— Start —

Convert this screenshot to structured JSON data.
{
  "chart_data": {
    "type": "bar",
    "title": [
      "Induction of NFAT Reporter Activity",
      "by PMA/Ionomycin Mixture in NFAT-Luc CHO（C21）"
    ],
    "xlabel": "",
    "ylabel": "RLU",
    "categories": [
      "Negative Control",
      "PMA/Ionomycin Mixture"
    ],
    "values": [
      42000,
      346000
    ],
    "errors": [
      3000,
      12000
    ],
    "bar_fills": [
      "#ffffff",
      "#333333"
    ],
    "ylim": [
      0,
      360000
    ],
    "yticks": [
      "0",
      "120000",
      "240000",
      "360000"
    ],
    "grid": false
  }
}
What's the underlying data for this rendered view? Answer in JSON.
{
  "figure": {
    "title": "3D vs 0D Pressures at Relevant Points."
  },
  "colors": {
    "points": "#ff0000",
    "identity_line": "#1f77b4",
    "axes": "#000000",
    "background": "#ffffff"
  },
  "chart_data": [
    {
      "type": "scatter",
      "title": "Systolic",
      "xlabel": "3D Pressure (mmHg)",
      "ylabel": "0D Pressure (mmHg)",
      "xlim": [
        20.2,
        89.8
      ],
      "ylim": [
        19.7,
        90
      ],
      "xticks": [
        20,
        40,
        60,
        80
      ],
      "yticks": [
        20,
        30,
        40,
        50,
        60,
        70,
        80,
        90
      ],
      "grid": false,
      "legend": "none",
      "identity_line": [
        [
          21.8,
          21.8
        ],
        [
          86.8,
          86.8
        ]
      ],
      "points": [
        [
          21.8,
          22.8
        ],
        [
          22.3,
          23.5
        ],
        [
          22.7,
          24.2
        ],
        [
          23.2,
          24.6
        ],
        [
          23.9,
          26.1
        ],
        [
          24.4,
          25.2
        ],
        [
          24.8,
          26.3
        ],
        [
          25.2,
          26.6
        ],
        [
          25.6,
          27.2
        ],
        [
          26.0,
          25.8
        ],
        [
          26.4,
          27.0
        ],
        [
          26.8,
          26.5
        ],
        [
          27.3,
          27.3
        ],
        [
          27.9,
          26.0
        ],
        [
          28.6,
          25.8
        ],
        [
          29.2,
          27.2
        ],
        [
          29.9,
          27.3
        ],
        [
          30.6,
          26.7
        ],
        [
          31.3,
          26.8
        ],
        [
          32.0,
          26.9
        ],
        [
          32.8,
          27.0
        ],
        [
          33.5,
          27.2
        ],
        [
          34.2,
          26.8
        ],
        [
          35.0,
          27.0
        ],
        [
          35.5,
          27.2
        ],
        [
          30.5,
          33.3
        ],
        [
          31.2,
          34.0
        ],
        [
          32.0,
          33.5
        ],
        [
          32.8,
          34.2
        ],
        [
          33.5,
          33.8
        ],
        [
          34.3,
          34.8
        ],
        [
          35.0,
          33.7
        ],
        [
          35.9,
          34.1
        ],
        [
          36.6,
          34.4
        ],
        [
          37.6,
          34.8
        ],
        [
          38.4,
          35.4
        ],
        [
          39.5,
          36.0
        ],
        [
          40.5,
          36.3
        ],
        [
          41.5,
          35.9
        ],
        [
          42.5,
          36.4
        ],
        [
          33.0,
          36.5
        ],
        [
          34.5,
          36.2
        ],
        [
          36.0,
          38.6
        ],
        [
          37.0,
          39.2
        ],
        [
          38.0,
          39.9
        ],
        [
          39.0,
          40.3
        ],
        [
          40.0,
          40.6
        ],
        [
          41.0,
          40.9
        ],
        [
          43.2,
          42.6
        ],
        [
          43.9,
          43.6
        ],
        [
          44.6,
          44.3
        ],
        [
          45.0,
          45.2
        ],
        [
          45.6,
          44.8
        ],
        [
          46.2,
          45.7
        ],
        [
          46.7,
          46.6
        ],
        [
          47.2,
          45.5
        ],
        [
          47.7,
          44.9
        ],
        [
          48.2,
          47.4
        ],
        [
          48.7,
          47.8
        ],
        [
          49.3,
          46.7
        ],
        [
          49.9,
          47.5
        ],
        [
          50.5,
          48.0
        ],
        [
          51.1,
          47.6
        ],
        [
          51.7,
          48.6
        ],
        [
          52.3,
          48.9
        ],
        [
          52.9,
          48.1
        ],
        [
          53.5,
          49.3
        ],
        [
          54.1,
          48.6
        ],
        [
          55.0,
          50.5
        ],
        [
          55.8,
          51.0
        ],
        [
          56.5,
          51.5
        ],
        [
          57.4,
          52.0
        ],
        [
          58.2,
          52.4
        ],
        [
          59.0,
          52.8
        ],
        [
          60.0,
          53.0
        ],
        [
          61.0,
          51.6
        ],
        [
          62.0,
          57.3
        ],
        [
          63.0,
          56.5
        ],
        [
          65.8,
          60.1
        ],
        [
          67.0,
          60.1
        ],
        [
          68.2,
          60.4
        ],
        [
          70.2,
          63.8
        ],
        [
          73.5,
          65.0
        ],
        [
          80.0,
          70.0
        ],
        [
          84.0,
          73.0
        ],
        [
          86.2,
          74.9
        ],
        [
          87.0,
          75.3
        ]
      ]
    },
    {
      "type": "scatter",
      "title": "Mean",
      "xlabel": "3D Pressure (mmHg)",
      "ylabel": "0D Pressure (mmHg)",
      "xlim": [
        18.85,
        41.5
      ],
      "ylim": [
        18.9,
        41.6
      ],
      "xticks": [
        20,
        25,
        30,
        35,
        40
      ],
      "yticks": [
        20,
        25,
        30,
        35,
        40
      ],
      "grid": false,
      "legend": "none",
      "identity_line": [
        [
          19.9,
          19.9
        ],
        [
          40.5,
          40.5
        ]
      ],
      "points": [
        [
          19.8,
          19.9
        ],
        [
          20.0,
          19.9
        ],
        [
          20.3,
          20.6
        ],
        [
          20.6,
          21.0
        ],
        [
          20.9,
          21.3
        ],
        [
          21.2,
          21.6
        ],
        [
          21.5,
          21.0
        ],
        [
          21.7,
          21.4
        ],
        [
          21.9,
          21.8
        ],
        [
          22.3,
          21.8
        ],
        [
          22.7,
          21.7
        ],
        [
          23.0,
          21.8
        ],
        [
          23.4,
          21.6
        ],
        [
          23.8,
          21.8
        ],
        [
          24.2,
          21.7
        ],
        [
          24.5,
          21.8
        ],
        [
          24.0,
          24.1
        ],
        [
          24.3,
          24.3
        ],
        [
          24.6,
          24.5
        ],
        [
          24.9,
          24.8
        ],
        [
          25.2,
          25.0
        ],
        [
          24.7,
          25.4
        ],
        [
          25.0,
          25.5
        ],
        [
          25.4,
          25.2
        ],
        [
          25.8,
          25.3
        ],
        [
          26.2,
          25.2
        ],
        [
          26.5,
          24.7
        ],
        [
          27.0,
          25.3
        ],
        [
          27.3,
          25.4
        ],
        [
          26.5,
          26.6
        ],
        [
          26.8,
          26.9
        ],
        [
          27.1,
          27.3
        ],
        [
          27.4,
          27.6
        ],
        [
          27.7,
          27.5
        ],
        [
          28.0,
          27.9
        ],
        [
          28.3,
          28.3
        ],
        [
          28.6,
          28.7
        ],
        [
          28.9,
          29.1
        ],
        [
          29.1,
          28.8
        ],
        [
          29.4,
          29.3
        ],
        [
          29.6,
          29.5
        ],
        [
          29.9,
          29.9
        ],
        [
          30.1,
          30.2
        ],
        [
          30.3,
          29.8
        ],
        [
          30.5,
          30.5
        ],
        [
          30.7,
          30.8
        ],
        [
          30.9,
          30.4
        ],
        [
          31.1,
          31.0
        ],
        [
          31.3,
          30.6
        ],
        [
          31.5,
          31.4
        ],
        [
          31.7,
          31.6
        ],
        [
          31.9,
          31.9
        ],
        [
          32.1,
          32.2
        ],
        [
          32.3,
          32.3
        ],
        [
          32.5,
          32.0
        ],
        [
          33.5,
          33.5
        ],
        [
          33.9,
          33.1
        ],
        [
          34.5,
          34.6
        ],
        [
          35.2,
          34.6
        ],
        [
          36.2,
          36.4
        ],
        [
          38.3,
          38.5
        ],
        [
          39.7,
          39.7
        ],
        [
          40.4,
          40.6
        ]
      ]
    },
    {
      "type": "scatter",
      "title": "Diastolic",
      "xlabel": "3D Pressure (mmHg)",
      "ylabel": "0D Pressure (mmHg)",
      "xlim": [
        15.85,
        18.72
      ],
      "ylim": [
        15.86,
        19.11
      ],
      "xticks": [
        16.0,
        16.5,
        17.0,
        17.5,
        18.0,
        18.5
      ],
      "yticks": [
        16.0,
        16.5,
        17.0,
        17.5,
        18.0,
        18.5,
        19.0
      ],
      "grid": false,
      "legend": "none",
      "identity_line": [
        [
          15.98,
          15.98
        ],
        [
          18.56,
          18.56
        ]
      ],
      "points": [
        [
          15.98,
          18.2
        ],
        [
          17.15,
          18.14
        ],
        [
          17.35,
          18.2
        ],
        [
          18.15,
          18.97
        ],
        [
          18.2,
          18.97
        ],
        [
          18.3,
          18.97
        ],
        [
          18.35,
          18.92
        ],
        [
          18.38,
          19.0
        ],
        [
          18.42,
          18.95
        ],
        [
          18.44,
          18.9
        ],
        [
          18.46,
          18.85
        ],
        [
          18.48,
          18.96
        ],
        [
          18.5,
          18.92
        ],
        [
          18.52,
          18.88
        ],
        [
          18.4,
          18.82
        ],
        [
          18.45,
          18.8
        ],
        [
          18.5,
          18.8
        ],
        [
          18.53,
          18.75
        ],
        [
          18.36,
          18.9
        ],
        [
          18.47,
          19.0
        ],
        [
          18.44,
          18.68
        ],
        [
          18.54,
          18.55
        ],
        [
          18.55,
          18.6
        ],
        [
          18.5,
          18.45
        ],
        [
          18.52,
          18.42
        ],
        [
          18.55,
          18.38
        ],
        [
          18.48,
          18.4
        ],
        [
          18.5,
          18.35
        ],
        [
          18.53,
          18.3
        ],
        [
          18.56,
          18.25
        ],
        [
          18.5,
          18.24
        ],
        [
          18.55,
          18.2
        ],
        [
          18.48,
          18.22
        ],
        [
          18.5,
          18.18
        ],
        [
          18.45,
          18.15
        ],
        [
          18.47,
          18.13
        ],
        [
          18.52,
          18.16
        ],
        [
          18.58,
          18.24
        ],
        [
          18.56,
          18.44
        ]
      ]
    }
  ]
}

— End —

- [What to do]:
Search the data above for the word "Ionomycin", then gather each line in which it appears.

- [Exercise answer]:
      "by PMA/Ionomycin Mixture in NFAT-Luc CHO（C21）"
      "PMA/Ionomycin Mixture"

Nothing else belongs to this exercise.